— start —

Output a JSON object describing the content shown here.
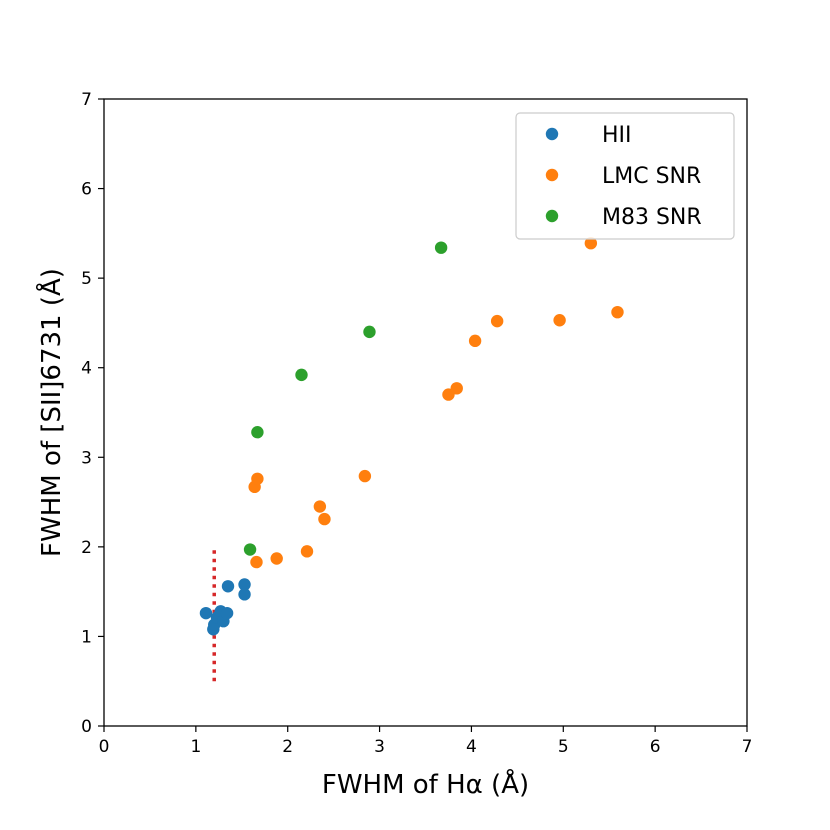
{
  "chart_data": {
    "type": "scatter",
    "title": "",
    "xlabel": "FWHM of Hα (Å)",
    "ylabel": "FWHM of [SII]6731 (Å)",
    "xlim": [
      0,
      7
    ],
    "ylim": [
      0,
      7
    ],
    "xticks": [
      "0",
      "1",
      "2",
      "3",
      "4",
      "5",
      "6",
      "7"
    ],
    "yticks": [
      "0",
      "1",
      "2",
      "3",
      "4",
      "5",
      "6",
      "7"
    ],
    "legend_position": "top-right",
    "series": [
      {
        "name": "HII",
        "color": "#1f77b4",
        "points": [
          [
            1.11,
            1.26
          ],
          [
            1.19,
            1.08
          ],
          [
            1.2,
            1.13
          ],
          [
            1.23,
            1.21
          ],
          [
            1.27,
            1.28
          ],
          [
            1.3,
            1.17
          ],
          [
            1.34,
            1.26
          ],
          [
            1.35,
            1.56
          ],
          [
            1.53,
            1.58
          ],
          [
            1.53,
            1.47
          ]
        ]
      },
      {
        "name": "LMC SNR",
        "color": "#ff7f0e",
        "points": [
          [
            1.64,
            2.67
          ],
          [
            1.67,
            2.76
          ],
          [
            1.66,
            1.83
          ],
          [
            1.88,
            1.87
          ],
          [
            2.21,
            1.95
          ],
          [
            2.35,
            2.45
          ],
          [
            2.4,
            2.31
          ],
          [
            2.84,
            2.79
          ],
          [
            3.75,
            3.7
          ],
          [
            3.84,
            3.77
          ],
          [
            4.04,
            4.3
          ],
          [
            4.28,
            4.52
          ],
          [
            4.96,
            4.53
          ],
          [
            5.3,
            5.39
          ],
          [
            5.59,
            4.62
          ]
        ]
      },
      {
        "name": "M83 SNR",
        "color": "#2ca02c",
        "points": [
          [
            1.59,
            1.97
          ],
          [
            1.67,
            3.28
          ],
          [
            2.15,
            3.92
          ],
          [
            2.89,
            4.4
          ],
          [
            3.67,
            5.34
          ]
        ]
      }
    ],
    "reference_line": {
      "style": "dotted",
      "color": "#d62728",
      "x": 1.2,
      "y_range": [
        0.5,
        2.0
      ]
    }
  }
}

— end —
— start —

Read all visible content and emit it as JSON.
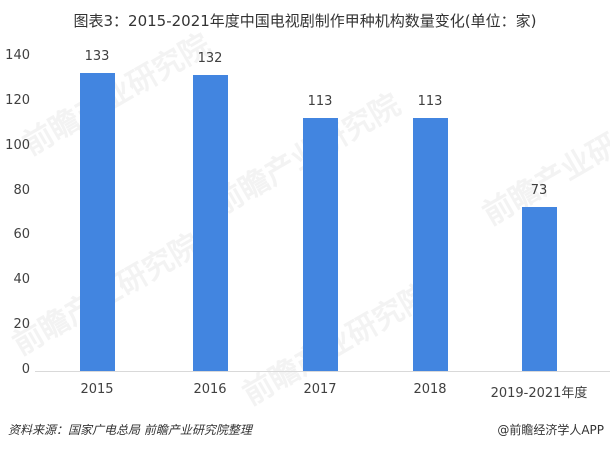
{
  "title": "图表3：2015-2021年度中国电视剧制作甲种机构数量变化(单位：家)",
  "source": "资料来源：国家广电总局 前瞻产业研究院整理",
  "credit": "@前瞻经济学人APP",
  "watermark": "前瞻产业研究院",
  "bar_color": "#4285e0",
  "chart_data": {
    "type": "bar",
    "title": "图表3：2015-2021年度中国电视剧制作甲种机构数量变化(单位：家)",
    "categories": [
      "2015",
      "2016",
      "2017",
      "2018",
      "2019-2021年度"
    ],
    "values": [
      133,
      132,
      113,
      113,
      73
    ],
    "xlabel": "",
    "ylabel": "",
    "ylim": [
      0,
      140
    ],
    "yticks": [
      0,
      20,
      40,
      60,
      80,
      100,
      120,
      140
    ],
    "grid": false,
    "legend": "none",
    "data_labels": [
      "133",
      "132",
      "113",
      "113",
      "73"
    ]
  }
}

— end —

TASK GOAL —
Go through the records and copy each line with "content" in it.

OUTPUT FOR THIS TASK —
Output a JSON object describing the content shown here.
Read all visible content and emit it as JSON.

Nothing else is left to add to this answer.